Entries with figure data:

<<<<

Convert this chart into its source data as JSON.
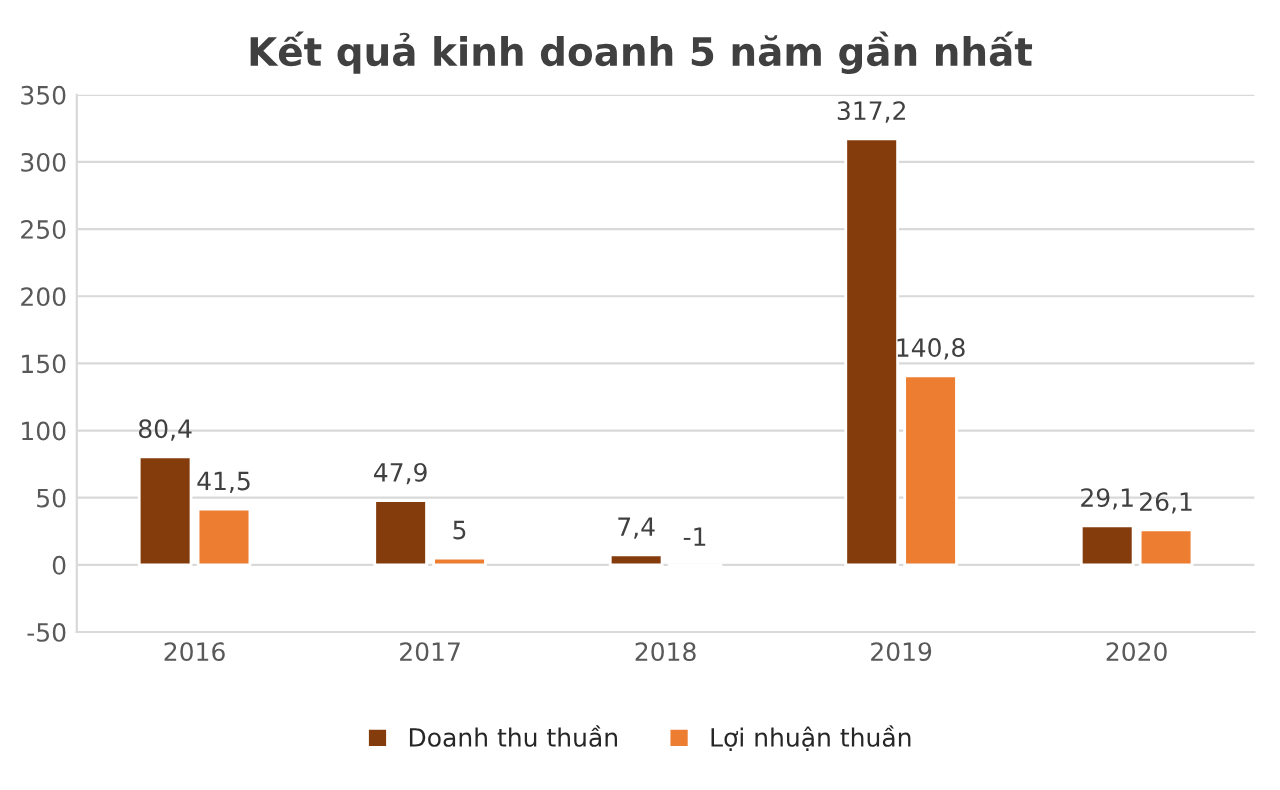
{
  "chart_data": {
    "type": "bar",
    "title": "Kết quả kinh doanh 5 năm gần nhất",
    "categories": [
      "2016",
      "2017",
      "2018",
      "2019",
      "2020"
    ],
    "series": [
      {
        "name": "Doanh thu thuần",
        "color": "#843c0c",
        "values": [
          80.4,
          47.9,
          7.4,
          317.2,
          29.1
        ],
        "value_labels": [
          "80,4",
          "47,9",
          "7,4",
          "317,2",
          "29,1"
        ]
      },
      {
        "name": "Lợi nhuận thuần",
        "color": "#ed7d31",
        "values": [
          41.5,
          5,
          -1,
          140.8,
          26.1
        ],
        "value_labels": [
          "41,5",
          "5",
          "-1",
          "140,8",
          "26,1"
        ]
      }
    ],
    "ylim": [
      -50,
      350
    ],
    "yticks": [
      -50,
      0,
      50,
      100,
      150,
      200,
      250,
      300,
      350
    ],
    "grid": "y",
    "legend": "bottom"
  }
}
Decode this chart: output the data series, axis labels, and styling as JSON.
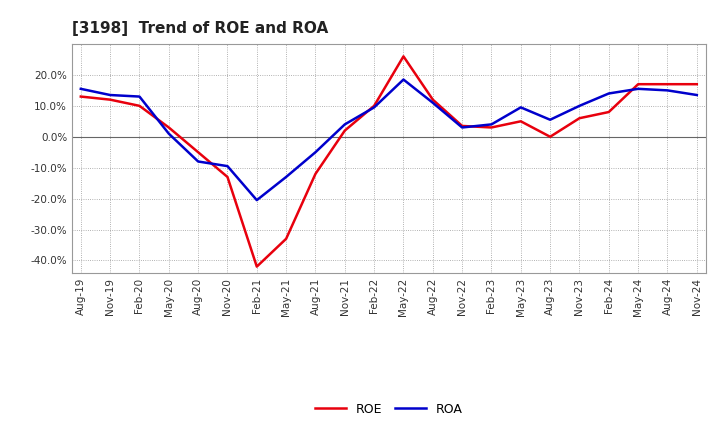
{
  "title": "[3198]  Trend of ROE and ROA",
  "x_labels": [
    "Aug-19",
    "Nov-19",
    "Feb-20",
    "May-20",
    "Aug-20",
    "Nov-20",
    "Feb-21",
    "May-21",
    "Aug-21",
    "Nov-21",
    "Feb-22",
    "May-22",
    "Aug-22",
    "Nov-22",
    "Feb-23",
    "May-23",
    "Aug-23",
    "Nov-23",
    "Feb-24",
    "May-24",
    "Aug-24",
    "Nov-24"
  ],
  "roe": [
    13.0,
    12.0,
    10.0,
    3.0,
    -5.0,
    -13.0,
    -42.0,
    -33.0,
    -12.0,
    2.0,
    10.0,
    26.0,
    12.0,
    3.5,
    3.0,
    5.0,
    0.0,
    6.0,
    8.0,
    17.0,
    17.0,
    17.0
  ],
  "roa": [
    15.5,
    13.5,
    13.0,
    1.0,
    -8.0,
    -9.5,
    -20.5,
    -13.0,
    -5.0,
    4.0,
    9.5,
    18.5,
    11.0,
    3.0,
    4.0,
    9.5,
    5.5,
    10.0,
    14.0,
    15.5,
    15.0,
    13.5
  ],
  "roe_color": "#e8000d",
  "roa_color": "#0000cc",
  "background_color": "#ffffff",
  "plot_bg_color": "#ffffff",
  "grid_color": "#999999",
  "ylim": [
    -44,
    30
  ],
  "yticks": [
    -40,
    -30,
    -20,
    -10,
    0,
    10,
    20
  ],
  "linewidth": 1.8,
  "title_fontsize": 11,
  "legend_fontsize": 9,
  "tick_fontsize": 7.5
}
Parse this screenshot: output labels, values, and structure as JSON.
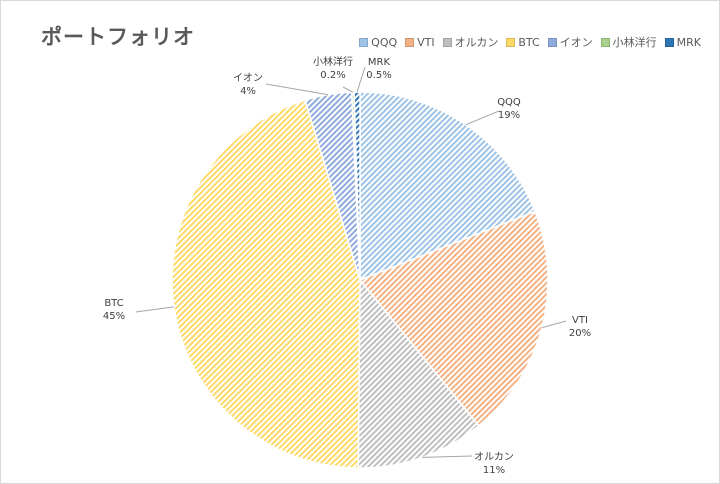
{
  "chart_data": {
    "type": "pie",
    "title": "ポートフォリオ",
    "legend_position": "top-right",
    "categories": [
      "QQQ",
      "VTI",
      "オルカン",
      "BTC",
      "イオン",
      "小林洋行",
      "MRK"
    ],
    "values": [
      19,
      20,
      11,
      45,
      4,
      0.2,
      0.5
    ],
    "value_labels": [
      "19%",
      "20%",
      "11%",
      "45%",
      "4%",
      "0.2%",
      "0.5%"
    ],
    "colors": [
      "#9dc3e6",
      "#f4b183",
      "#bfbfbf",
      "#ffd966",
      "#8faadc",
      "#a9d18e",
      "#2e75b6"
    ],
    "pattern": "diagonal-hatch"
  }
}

>>>>

→ **What to do**:
Word for word, please, restate the lines of the listing from the one holding "Parse this screenshot: output" down to the last line, leaving out any pictures.

→ **Result of the task**:
Parse this screenshot: output labels, values, and structure as JSON.
{
  "chart_data": {
    "type": "pie",
    "title": "ポートフォリオ",
    "legend_position": "top-right",
    "categories": [
      "QQQ",
      "VTI",
      "オルカン",
      "BTC",
      "イオン",
      "小林洋行",
      "MRK"
    ],
    "values": [
      19,
      20,
      11,
      45,
      4,
      0.2,
      0.5
    ],
    "value_labels": [
      "19%",
      "20%",
      "11%",
      "45%",
      "4%",
      "0.2%",
      "0.5%"
    ],
    "colors": [
      "#9dc3e6",
      "#f4b183",
      "#bfbfbf",
      "#ffd966",
      "#8faadc",
      "#a9d18e",
      "#2e75b6"
    ],
    "pattern": "diagonal-hatch"
  }
}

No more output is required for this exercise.